(To be done):
Every record below should be printed exactly as it appears.

(Source data):

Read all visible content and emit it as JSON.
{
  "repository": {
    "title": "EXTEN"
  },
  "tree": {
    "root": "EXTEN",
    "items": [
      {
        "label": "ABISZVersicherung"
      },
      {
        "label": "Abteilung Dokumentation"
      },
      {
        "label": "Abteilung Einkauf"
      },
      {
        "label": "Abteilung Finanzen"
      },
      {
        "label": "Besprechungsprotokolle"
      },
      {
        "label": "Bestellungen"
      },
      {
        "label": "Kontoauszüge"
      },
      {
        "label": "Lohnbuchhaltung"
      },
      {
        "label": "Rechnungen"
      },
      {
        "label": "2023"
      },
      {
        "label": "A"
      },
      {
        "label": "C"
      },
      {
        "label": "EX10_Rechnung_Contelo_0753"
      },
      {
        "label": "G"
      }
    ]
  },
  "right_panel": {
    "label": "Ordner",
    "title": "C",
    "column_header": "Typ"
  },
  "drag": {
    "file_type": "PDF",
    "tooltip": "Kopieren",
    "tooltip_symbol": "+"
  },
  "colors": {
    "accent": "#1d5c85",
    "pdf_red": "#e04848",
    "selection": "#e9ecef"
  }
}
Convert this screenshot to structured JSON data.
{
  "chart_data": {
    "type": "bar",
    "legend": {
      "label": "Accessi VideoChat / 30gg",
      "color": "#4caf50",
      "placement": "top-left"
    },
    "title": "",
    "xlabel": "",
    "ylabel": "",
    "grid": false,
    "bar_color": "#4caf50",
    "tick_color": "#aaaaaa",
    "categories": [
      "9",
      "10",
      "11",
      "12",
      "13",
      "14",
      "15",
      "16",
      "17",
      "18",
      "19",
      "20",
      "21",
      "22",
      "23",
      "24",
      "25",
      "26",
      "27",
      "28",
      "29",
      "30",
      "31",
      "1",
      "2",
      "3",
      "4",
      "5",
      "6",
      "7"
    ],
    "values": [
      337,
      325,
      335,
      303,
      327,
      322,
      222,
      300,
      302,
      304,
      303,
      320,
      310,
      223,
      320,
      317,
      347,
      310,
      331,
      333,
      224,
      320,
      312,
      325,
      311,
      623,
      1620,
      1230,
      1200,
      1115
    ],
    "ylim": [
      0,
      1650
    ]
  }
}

(Written response):
Read all visible content and emit it as JSON.
{
  "repository": {
    "title": "EXTEN"
  },
  "tree": {
    "root": "EXTEN",
    "items": [
      {
        "label": "ABISZVersicherung"
      },
      {
        "label": "Abteilung Dokumentation"
      },
      {
        "label": "Abteilung Einkauf"
      },
      {
        "label": "Abteilung Finanzen"
      },
      {
        "label": "Besprechungsprotokolle"
      },
      {
        "label": "Bestellungen"
      },
      {
        "label": "Kontoauszüge"
      },
      {
        "label": "Lohnbuchhaltung"
      },
      {
        "label": "Rechnungen"
      },
      {
        "label": "2023"
      },
      {
        "label": "A"
      },
      {
        "label": "C"
      },
      {
        "label": "EX10_Rechnung_Contelo_0753"
      },
      {
        "label": "G"
      }
    ]
  },
  "right_panel": {
    "label": "Ordner",
    "title": "C",
    "column_header": "Typ"
  },
  "drag": {
    "file_type": "PDF",
    "tooltip": "Kopieren",
    "tooltip_symbol": "+"
  },
  "colors": {
    "accent": "#1d5c85",
    "pdf_red": "#e04848",
    "selection": "#e9ecef"
  }
}
Convert this screenshot to structured JSON data.
{
  "chart_data": {
    "type": "bar",
    "legend": {
      "label": "Accessi VideoChat / 30gg",
      "color": "#4caf50",
      "placement": "top-left"
    },
    "title": "",
    "xlabel": "",
    "ylabel": "",
    "grid": false,
    "bar_color": "#4caf50",
    "tick_color": "#aaaaaa",
    "categories": [
      "9",
      "10",
      "11",
      "12",
      "13",
      "14",
      "15",
      "16",
      "17",
      "18",
      "19",
      "20",
      "21",
      "22",
      "23",
      "24",
      "25",
      "26",
      "27",
      "28",
      "29",
      "30",
      "31",
      "1",
      "2",
      "3",
      "4",
      "5",
      "6",
      "7"
    ],
    "values": [
      337,
      325,
      335,
      303,
      327,
      322,
      222,
      300,
      302,
      304,
      303,
      320,
      310,
      223,
      320,
      317,
      347,
      310,
      331,
      333,
      224,
      320,
      312,
      325,
      311,
      623,
      1620,
      1230,
      1200,
      1115
    ],
    "ylim": [
      0,
      1650
    ]
  }
}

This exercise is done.